**WORK REQUIRED**
Go through the material below and copy each line where the word "JSON" appears.

**GIVEN RECORDS**
begin
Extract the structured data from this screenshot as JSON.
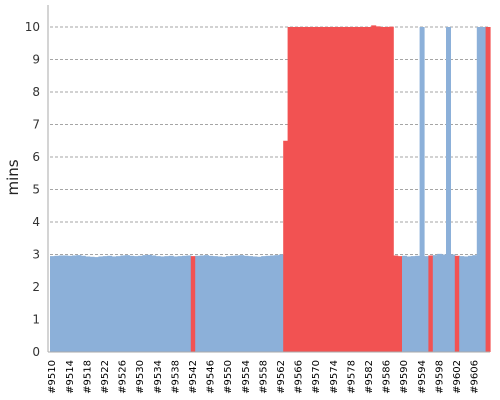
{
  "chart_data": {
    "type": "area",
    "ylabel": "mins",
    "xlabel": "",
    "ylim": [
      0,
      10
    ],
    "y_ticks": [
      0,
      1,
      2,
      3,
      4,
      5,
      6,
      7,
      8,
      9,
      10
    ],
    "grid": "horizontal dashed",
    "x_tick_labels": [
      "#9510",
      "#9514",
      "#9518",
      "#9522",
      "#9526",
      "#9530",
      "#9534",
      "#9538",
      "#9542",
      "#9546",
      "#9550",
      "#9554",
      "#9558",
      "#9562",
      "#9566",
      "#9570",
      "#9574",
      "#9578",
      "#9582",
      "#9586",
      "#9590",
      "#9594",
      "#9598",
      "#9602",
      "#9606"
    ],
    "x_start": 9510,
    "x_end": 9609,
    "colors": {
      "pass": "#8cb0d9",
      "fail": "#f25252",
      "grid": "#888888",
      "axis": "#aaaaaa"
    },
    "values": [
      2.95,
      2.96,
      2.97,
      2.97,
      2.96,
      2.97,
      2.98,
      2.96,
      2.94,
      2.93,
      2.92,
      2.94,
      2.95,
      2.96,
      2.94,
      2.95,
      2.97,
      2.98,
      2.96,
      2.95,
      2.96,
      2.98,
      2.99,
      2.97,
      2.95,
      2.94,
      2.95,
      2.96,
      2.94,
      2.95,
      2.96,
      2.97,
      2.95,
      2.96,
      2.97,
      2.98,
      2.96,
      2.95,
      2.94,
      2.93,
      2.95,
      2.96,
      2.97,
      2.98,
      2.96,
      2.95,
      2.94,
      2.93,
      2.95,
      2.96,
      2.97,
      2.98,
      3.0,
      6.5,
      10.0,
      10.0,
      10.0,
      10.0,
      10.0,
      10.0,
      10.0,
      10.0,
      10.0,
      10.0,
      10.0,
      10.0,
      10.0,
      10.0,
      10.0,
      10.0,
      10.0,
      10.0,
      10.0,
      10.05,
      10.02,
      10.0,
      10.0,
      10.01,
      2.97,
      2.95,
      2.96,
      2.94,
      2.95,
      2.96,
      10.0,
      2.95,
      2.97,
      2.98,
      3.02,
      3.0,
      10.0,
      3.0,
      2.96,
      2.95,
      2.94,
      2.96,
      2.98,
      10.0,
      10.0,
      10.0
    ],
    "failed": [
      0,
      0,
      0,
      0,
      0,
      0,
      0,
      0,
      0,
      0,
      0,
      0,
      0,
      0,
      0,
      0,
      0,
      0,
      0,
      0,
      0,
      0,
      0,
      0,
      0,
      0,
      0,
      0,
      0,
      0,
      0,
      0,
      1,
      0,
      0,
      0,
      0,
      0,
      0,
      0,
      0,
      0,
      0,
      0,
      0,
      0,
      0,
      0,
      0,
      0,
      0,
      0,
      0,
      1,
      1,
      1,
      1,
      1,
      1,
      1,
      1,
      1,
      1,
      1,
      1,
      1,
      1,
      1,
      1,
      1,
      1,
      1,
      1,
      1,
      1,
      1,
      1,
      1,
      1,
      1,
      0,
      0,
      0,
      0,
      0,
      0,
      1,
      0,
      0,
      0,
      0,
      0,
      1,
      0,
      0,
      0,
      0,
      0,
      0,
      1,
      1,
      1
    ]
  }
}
end
begin
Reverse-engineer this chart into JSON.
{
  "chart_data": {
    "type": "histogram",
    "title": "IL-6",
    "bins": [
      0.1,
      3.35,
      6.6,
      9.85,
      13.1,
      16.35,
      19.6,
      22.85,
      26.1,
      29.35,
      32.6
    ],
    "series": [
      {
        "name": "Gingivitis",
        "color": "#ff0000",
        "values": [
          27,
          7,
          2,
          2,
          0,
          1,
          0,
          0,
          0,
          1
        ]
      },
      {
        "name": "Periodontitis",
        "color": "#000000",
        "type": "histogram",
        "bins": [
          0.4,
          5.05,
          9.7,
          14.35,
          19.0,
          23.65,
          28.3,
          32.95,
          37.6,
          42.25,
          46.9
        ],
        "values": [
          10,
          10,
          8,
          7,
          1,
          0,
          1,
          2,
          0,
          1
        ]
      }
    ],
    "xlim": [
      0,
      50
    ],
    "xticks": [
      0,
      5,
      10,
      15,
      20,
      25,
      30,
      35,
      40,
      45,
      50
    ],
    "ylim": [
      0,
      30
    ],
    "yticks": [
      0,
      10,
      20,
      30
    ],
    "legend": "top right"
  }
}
end
**EXERCISE RESPONSE**
Extract the structured data from this screenshot as JSON.
Reverse-engineer this chart into JSON.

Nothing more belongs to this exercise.